◆ Exercise task:
Copy out the entries that begin with the line containing "y-tick-label: 2000 xyxy=(669,334,699,351)" and end with the line containing "y-tick-label: 10000 xyxy=(661,81,699,98)", both of those lines included, reproducing each one precisely.

== Extracted information ==

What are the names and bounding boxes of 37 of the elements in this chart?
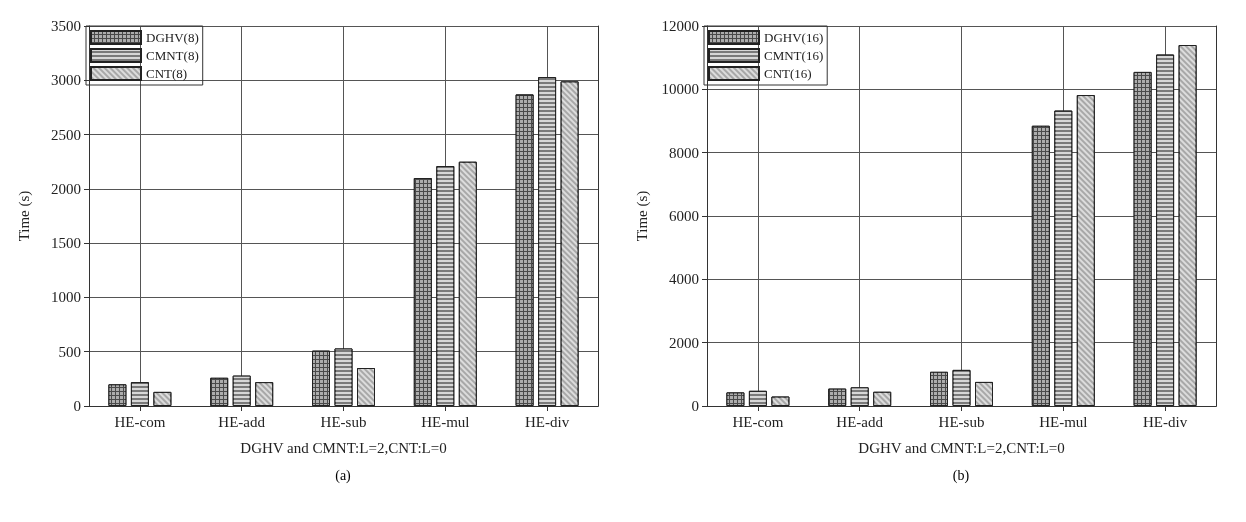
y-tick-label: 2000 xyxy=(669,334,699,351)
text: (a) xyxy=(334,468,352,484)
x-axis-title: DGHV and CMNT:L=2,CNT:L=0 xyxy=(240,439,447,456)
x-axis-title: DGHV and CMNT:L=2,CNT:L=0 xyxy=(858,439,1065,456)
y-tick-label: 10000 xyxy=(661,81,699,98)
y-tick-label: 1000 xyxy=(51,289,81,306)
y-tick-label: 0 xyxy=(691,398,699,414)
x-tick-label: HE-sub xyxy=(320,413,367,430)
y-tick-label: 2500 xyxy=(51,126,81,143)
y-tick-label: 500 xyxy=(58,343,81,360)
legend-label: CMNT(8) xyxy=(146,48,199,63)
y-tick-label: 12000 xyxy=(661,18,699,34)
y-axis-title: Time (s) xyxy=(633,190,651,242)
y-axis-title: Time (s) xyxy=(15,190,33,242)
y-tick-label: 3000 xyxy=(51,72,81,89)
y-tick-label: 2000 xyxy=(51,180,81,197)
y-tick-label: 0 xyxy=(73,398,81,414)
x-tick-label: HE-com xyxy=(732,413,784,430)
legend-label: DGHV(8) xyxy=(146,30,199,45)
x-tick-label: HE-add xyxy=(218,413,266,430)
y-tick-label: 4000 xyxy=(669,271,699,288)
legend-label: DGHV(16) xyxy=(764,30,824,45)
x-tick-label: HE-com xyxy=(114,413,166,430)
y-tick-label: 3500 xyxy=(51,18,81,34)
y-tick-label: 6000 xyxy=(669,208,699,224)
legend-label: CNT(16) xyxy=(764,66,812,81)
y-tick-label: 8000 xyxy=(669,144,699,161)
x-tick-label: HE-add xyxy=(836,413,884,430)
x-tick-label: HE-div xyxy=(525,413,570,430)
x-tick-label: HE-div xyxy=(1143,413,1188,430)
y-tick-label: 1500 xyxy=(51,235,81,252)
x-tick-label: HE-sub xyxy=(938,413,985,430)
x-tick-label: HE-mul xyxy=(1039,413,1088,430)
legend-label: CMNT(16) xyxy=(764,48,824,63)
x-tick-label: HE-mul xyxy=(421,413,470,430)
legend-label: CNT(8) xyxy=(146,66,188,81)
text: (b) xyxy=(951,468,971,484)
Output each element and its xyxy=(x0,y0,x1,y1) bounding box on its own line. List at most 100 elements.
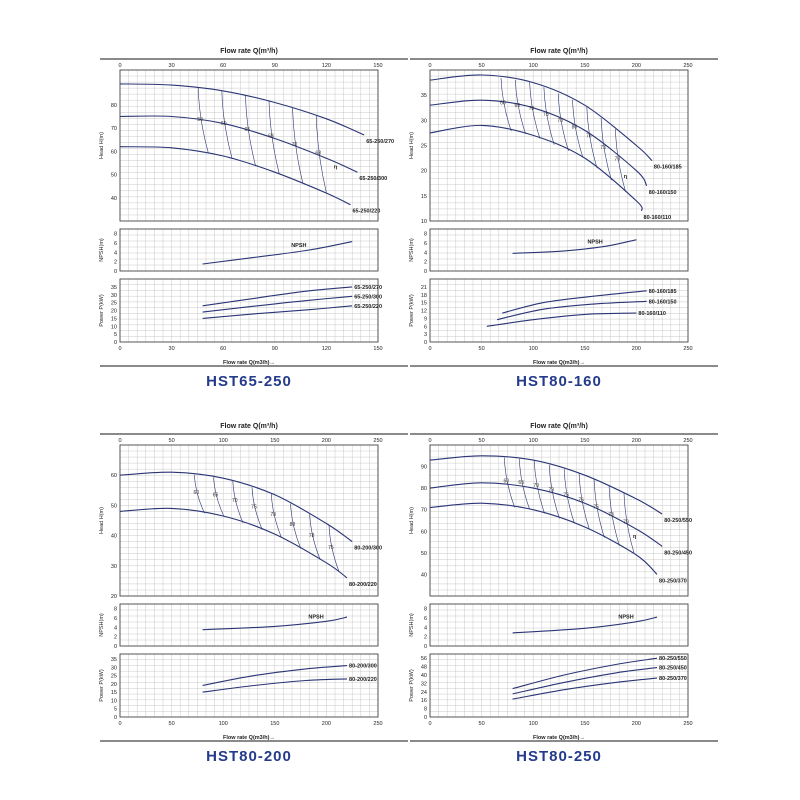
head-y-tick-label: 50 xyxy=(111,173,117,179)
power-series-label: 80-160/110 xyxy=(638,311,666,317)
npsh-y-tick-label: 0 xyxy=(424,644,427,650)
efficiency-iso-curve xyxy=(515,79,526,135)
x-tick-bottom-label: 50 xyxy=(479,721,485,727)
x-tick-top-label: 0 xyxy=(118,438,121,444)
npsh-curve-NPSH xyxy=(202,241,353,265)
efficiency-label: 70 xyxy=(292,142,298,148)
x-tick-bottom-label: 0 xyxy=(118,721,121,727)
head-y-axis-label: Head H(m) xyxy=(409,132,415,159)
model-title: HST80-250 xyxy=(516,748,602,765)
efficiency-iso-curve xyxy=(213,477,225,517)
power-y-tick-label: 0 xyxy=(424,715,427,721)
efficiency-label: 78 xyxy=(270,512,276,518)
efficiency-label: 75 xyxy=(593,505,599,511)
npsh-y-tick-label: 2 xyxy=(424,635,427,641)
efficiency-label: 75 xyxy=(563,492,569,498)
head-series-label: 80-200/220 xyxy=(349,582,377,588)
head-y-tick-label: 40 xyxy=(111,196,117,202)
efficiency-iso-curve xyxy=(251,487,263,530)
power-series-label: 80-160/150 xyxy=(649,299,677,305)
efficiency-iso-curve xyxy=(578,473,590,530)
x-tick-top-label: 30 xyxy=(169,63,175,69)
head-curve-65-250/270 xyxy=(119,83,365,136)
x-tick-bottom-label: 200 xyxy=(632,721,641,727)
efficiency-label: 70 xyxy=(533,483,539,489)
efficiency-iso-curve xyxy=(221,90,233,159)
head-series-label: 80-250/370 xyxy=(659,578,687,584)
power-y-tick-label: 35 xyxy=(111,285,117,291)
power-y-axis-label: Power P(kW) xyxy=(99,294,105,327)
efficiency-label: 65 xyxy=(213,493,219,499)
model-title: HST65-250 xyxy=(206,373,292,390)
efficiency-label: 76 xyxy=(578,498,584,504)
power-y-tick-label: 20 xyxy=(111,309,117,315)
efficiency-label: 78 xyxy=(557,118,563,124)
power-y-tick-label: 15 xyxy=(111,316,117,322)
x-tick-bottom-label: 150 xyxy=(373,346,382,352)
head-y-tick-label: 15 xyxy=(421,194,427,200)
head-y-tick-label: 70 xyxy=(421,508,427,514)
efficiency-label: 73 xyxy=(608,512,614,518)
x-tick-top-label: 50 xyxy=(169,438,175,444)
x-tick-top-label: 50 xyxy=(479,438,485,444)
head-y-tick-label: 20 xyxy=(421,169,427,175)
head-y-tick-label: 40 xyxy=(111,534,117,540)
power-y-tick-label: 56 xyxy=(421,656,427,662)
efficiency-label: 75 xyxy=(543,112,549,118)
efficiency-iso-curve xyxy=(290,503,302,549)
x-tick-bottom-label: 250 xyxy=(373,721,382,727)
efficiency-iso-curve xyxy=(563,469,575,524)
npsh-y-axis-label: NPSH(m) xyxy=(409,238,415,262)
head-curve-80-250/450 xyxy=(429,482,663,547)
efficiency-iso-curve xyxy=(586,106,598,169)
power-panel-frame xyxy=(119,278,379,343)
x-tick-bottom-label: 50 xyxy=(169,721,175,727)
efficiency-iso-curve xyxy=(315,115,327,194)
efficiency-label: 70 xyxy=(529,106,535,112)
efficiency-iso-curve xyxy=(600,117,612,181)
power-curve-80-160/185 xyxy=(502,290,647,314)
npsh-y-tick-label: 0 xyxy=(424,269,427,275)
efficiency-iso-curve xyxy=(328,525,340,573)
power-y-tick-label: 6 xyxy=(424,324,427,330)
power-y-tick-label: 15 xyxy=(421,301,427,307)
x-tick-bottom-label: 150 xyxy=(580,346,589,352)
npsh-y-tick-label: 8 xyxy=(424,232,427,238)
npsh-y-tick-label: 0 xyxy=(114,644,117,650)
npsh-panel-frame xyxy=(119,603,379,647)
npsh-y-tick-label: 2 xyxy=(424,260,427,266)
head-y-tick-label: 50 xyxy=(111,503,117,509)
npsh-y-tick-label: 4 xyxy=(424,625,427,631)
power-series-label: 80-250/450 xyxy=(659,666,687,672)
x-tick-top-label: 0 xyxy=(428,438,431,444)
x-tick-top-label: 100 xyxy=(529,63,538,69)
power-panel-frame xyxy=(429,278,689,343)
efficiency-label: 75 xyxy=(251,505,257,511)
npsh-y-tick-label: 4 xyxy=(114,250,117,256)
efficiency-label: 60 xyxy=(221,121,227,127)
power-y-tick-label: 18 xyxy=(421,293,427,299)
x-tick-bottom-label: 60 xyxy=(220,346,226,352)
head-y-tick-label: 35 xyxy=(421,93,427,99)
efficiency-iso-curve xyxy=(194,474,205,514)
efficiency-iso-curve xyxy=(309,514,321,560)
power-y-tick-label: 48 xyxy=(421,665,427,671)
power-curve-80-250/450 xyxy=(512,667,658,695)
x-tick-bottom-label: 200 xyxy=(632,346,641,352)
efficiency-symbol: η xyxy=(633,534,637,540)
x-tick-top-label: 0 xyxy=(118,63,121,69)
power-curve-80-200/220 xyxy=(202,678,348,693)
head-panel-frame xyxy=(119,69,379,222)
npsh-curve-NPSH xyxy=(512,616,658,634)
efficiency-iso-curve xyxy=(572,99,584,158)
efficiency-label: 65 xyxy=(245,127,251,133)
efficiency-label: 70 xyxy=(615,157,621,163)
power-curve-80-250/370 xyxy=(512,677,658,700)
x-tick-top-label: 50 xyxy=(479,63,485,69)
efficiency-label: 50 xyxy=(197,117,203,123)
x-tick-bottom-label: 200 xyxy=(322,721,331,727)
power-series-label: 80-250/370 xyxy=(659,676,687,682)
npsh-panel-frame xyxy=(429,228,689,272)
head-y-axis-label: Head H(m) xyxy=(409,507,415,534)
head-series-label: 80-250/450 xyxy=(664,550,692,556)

===

◆ Right answer:
y-tick-label: 2000 xyxy=(669,334,699,351)
text: (a) xyxy=(334,468,352,484)
x-axis-title: DGHV and CMNT:L=2,CNT:L=0 xyxy=(240,439,447,456)
x-axis-title: DGHV and CMNT:L=2,CNT:L=0 xyxy=(858,439,1065,456)
y-tick-label: 10000 xyxy=(661,81,699,98)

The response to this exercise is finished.